__Aufgabenstellung__: Schreiben Sie alles vom Beginn der Einträge bis hinunter zur Zeile mit „italic-button[interactable]: I <box>238“ einschließlich wortgetreu ab.

[Gespeicherte Einträge]

——————————

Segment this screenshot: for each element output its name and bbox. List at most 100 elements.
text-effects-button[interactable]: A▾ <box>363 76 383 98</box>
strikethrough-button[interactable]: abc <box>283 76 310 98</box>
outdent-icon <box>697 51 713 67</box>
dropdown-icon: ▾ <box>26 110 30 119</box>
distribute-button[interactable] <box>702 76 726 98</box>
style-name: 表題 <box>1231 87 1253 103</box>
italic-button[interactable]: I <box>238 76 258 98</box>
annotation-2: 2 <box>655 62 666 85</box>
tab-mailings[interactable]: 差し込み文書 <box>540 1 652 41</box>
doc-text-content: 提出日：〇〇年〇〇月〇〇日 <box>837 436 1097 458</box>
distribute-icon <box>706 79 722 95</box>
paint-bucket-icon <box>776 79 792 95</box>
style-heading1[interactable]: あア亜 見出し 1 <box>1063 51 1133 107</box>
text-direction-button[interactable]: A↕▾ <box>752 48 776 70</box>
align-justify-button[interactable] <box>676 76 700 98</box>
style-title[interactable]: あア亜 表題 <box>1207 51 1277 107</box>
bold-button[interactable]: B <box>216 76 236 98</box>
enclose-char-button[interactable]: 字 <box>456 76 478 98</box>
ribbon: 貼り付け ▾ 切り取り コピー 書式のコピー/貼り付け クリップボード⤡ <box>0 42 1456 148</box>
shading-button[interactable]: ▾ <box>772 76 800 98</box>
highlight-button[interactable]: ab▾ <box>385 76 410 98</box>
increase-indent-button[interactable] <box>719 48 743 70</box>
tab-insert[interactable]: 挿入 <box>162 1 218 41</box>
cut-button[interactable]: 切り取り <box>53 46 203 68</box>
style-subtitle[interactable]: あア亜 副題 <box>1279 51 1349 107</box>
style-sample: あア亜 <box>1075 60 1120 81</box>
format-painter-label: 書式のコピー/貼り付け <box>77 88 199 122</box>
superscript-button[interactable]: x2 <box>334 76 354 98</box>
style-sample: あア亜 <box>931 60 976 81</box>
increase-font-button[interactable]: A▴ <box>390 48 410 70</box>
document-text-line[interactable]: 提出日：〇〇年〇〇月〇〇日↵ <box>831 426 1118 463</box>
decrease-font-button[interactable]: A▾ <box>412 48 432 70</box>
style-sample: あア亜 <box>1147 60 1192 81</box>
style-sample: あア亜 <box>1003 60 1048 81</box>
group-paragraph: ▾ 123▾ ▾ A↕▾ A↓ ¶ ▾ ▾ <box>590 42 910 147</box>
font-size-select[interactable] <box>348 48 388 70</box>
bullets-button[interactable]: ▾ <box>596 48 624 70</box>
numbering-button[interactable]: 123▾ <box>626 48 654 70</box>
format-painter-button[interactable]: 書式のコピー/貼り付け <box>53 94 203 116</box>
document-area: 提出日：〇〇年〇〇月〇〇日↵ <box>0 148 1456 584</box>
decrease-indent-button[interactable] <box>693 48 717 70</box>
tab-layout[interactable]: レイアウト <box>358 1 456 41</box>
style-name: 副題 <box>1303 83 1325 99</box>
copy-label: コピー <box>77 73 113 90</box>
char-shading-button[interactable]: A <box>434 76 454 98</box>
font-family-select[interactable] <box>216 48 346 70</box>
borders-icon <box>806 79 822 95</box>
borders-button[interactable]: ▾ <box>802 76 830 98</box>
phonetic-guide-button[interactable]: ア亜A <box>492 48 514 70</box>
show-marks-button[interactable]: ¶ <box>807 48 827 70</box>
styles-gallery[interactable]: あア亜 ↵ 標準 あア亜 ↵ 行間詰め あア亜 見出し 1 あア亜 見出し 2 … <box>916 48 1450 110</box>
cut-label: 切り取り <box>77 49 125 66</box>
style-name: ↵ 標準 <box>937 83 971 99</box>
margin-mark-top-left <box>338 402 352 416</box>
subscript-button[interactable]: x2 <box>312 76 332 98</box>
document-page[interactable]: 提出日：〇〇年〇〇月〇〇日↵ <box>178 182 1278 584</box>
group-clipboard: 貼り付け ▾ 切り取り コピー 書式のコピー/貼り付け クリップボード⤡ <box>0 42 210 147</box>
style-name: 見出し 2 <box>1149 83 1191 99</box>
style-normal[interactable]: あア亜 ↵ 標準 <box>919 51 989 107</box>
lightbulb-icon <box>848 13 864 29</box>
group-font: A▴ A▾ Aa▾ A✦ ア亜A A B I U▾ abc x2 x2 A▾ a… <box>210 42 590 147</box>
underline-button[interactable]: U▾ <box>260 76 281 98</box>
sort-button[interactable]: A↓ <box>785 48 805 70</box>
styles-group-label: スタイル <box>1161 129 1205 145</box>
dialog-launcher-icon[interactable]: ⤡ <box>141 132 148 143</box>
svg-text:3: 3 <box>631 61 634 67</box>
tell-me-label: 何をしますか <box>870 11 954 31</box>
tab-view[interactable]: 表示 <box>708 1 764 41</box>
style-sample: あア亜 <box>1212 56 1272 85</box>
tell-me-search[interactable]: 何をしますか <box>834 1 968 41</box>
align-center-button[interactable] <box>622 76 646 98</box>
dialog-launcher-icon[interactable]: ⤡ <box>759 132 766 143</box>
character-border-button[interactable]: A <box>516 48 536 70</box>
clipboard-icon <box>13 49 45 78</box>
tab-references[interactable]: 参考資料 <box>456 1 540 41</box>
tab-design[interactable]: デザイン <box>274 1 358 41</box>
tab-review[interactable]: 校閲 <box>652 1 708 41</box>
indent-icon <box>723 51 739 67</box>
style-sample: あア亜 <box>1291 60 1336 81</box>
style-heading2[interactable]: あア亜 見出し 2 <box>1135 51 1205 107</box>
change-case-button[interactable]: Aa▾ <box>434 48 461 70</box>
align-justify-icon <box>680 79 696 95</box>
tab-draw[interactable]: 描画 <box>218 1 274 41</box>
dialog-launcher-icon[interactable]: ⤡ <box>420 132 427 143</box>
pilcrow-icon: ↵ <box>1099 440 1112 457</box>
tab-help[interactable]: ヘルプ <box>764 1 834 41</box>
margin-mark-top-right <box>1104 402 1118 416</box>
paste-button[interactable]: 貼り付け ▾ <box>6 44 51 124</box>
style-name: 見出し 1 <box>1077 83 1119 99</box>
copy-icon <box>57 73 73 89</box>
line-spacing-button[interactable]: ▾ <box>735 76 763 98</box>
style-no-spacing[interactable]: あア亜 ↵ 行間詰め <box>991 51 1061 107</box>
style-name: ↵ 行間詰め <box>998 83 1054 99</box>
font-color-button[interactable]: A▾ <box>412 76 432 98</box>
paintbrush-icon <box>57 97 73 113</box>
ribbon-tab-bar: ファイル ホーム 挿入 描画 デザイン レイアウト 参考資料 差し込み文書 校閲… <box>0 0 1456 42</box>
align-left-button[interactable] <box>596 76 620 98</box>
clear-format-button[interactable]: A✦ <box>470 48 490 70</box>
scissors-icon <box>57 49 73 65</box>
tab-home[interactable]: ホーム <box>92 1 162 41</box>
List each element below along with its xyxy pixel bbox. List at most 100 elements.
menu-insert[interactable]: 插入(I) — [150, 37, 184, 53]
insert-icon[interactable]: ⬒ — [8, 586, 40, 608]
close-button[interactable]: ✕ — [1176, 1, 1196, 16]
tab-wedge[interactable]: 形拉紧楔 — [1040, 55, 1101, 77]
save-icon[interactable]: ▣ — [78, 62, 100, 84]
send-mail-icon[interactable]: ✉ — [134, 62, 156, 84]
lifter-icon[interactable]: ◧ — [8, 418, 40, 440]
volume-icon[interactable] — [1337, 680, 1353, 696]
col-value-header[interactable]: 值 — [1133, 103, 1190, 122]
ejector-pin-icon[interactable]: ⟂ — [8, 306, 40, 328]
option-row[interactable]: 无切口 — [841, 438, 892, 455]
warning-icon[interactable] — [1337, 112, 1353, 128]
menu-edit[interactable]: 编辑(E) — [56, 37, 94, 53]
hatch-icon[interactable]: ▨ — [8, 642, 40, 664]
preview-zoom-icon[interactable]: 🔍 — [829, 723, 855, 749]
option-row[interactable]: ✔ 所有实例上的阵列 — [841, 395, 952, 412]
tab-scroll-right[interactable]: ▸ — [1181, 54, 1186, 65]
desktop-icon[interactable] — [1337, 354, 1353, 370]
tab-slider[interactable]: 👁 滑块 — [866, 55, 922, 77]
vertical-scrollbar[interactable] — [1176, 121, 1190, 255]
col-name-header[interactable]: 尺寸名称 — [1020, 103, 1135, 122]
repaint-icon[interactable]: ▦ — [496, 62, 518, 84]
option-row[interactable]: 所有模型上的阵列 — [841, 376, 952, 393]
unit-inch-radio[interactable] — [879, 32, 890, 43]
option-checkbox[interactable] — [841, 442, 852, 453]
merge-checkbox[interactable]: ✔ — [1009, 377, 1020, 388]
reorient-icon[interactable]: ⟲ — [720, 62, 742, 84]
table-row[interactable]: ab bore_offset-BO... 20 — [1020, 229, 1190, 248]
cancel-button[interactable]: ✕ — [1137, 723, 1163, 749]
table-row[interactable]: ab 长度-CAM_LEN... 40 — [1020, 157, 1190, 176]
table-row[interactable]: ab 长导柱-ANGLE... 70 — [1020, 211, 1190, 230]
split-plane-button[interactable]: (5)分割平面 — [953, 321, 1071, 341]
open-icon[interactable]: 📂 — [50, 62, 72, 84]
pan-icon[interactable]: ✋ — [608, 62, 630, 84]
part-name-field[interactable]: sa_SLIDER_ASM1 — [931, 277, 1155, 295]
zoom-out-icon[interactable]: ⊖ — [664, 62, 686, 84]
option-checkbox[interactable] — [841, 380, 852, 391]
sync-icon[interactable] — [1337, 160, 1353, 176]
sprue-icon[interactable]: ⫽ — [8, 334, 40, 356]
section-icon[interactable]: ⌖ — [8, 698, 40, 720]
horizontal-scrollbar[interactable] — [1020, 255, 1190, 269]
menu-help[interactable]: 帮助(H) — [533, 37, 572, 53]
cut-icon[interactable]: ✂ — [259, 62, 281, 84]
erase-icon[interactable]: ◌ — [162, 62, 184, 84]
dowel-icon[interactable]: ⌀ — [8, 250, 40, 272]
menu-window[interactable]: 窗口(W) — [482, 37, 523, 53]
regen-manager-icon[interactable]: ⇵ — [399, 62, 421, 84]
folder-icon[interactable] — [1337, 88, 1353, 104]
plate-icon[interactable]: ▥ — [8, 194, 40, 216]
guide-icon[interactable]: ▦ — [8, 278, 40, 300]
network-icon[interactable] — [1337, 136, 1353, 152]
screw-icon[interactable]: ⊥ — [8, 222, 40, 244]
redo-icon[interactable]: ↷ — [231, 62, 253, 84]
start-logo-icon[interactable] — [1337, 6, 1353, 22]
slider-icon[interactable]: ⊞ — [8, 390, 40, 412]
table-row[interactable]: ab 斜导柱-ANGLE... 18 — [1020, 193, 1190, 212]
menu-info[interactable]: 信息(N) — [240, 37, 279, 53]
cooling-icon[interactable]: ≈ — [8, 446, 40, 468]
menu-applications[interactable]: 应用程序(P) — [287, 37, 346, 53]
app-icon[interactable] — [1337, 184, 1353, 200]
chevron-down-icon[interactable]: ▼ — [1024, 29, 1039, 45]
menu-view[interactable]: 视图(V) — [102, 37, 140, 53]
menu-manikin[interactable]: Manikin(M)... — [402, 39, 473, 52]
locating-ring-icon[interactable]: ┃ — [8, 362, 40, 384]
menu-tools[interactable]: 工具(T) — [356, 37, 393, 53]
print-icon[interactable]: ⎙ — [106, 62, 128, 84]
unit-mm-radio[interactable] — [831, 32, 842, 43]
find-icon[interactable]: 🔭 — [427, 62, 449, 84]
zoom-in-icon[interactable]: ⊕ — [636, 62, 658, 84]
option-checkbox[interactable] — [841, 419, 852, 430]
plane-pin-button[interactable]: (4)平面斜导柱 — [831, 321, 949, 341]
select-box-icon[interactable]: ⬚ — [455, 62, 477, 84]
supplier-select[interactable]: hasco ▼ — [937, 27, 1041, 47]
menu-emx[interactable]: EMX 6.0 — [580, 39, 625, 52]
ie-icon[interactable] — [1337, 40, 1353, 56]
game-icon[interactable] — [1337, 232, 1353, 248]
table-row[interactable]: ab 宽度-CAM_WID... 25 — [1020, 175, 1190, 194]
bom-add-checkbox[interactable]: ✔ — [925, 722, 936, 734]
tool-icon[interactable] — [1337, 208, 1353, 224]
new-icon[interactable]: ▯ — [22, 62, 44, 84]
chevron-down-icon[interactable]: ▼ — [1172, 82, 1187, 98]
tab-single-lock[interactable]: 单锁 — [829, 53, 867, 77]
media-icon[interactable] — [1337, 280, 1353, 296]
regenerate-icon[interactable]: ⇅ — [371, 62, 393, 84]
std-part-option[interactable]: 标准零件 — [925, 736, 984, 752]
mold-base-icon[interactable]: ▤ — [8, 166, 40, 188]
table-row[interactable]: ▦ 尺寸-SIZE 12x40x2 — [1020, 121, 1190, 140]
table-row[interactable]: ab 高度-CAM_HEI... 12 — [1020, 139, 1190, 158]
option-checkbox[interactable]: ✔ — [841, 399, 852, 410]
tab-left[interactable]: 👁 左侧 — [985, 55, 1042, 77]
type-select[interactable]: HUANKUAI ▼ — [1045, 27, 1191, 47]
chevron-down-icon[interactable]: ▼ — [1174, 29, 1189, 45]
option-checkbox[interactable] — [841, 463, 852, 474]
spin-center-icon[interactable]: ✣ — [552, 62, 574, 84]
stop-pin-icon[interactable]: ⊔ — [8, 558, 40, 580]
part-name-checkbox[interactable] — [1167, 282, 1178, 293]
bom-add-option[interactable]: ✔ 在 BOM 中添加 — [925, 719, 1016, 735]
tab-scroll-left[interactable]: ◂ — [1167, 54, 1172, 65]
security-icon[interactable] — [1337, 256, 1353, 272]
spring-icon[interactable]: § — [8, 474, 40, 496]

——————————

__Ergebnis__:
Segment this screenshot: for each element output its name and bbox. List at most 100 elements.
text-effects-button[interactable]: A▾ <box>363 76 383 98</box>
strikethrough-button[interactable]: abc <box>283 76 310 98</box>
outdent-icon <box>697 51 713 67</box>
dropdown-icon: ▾ <box>26 110 30 119</box>
distribute-button[interactable] <box>702 76 726 98</box>
style-name: 表題 <box>1231 87 1253 103</box>
italic-button[interactable]: I <box>238 76 258 98</box>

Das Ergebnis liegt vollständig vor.